**YOUR OBJECTIVE**
Please repeat all of the listing exactly.

Stored data entries:
....................

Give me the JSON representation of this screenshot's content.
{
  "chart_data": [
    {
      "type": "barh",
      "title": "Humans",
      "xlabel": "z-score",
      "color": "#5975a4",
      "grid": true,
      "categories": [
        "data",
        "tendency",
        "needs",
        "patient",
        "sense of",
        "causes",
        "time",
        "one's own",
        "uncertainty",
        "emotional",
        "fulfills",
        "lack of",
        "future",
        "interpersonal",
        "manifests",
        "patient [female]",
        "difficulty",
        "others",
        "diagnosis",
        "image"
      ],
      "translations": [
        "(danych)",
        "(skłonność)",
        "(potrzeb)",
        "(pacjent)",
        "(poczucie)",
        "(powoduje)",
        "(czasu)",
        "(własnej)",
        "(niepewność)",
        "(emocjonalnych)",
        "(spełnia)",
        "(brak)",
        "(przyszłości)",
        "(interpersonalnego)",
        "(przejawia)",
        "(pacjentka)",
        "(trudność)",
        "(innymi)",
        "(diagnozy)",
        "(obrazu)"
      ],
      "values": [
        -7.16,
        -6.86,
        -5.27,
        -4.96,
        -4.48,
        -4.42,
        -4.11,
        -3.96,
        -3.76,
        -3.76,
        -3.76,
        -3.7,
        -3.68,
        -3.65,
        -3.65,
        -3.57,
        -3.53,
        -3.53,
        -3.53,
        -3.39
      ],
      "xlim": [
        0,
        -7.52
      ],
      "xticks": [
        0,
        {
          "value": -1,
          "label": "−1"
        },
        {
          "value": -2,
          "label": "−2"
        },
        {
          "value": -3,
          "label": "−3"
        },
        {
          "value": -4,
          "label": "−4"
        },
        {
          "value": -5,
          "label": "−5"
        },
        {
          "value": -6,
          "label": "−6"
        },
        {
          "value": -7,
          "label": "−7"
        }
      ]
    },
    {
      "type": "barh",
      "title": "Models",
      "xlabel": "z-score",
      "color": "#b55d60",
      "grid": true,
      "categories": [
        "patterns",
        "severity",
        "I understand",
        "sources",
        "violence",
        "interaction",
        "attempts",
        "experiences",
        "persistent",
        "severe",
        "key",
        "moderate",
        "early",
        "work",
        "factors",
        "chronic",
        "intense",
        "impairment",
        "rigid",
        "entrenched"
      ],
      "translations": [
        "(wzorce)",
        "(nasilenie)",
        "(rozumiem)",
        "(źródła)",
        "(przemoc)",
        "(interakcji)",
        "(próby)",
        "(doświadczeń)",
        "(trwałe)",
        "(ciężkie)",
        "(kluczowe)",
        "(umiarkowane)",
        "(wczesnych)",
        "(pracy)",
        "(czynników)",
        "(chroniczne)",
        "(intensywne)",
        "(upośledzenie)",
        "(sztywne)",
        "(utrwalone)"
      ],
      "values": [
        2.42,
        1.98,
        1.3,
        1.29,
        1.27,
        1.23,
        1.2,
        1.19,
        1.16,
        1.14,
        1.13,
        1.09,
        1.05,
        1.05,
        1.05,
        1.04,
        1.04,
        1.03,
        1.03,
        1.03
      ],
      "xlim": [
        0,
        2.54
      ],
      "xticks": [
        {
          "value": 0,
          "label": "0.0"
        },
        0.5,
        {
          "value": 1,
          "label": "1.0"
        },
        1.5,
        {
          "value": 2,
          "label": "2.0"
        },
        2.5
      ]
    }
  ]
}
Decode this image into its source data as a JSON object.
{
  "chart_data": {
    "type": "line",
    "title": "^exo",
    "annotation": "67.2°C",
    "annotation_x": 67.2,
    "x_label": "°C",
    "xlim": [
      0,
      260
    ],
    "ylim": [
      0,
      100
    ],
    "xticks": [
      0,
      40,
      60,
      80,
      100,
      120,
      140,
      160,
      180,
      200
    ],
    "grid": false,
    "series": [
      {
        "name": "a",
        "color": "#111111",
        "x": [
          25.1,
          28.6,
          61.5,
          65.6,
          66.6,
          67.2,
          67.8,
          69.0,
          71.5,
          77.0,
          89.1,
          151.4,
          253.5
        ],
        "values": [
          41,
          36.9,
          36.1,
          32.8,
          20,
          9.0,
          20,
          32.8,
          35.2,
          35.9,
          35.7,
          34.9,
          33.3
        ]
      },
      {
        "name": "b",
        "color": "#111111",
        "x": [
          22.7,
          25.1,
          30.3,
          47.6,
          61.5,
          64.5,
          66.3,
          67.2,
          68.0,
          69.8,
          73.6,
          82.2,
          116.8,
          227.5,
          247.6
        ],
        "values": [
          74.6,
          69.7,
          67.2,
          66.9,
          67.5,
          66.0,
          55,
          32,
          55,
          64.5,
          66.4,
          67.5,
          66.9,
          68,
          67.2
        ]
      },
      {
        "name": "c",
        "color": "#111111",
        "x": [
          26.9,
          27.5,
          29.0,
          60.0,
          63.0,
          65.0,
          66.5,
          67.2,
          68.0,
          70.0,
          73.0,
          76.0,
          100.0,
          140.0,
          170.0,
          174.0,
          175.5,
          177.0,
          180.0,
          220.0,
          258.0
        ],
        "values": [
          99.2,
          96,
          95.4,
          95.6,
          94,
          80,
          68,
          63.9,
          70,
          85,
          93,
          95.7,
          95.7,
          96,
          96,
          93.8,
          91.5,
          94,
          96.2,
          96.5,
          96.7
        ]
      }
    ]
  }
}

....................

**TASK SOLUTION**
Give me the JSON representation of this screenshot's content.
{
  "chart_data": [
    {
      "type": "barh",
      "title": "Humans",
      "xlabel": "z-score",
      "color": "#5975a4",
      "grid": true,
      "categories": [
        "data",
        "tendency",
        "needs",
        "patient",
        "sense of",
        "causes",
        "time",
        "one's own",
        "uncertainty",
        "emotional",
        "fulfills",
        "lack of",
        "future",
        "interpersonal",
        "manifests",
        "patient [female]",
        "difficulty",
        "others",
        "diagnosis",
        "image"
      ],
      "translations": [
        "(danych)",
        "(skłonność)",
        "(potrzeb)",
        "(pacjent)",
        "(poczucie)",
        "(powoduje)",
        "(czasu)",
        "(własnej)",
        "(niepewność)",
        "(emocjonalnych)",
        "(spełnia)",
        "(brak)",
        "(przyszłości)",
        "(interpersonalnego)",
        "(przejawia)",
        "(pacjentka)",
        "(trudność)",
        "(innymi)",
        "(diagnozy)",
        "(obrazu)"
      ],
      "values": [
        -7.16,
        -6.86,
        -5.27,
        -4.96,
        -4.48,
        -4.42,
        -4.11,
        -3.96,
        -3.76,
        -3.76,
        -3.76,
        -3.7,
        -3.68,
        -3.65,
        -3.65,
        -3.57,
        -3.53,
        -3.53,
        -3.53,
        -3.39
      ],
      "xlim": [
        0,
        -7.52
      ],
      "xticks": [
        0,
        {
          "value": -1,
          "label": "−1"
        },
        {
          "value": -2,
          "label": "−2"
        },
        {
          "value": -3,
          "label": "−3"
        },
        {
          "value": -4,
          "label": "−4"
        },
        {
          "value": -5,
          "label": "−5"
        },
        {
          "value": -6,
          "label": "−6"
        },
        {
          "value": -7,
          "label": "−7"
        }
      ]
    },
    {
      "type": "barh",
      "title": "Models",
      "xlabel": "z-score",
      "color": "#b55d60",
      "grid": true,
      "categories": [
        "patterns",
        "severity",
        "I understand",
        "sources",
        "violence",
        "interaction",
        "attempts",
        "experiences",
        "persistent",
        "severe",
        "key",
        "moderate",
        "early",
        "work",
        "factors",
        "chronic",
        "intense",
        "impairment",
        "rigid",
        "entrenched"
      ],
      "translations": [
        "(wzorce)",
        "(nasilenie)",
        "(rozumiem)",
        "(źródła)",
        "(przemoc)",
        "(interakcji)",
        "(próby)",
        "(doświadczeń)",
        "(trwałe)",
        "(ciężkie)",
        "(kluczowe)",
        "(umiarkowane)",
        "(wczesnych)",
        "(pracy)",
        "(czynników)",
        "(chroniczne)",
        "(intensywne)",
        "(upośledzenie)",
        "(sztywne)",
        "(utrwalone)"
      ],
      "values": [
        2.42,
        1.98,
        1.3,
        1.29,
        1.27,
        1.23,
        1.2,
        1.19,
        1.16,
        1.14,
        1.13,
        1.09,
        1.05,
        1.05,
        1.05,
        1.04,
        1.04,
        1.03,
        1.03,
        1.03
      ],
      "xlim": [
        0,
        2.54
      ],
      "xticks": [
        {
          "value": 0,
          "label": "0.0"
        },
        0.5,
        {
          "value": 1,
          "label": "1.0"
        },
        1.5,
        {
          "value": 2,
          "label": "2.0"
        },
        2.5
      ]
    }
  ]
}
Decode this image into its source data as a JSON object.
{
  "chart_data": {
    "type": "line",
    "title": "^exo",
    "annotation": "67.2°C",
    "annotation_x": 67.2,
    "x_label": "°C",
    "xlim": [
      0,
      260
    ],
    "ylim": [
      0,
      100
    ],
    "xticks": [
      0,
      40,
      60,
      80,
      100,
      120,
      140,
      160,
      180,
      200
    ],
    "grid": false,
    "series": [
      {
        "name": "a",
        "color": "#111111",
        "x": [
          25.1,
          28.6,
          61.5,
          65.6,
          66.6,
          67.2,
          67.8,
          69.0,
          71.5,
          77.0,
          89.1,
          151.4,
          253.5
        ],
        "values": [
          41,
          36.9,
          36.1,
          32.8,
          20,
          9.0,
          20,
          32.8,
          35.2,
          35.9,
          35.7,
          34.9,
          33.3
        ]
      },
      {
        "name": "b",
        "color": "#111111",
        "x": [
          22.7,
          25.1,
          30.3,
          47.6,
          61.5,
          64.5,
          66.3,
          67.2,
          68.0,
          69.8,
          73.6,
          82.2,
          116.8,
          227.5,
          247.6
        ],
        "values": [
          74.6,
          69.7,
          67.2,
          66.9,
          67.5,
          66.0,
          55,
          32,
          55,
          64.5,
          66.4,
          67.5,
          66.9,
          68,
          67.2
        ]
      },
      {
        "name": "c",
        "color": "#111111",
        "x": [
          26.9,
          27.5,
          29.0,
          60.0,
          63.0,
          65.0,
          66.5,
          67.2,
          68.0,
          70.0,
          73.0,
          76.0,
          100.0,
          140.0,
          170.0,
          174.0,
          175.5,
          177.0,
          180.0,
          220.0,
          258.0
        ],
        "values": [
          99.2,
          96,
          95.4,
          95.6,
          94,
          80,
          68,
          63.9,
          70,
          85,
          93,
          95.7,
          95.7,
          96,
          96,
          93.8,
          91.5,
          94,
          96.2,
          96.5,
          96.7
        ]
      }
    ]
  }
}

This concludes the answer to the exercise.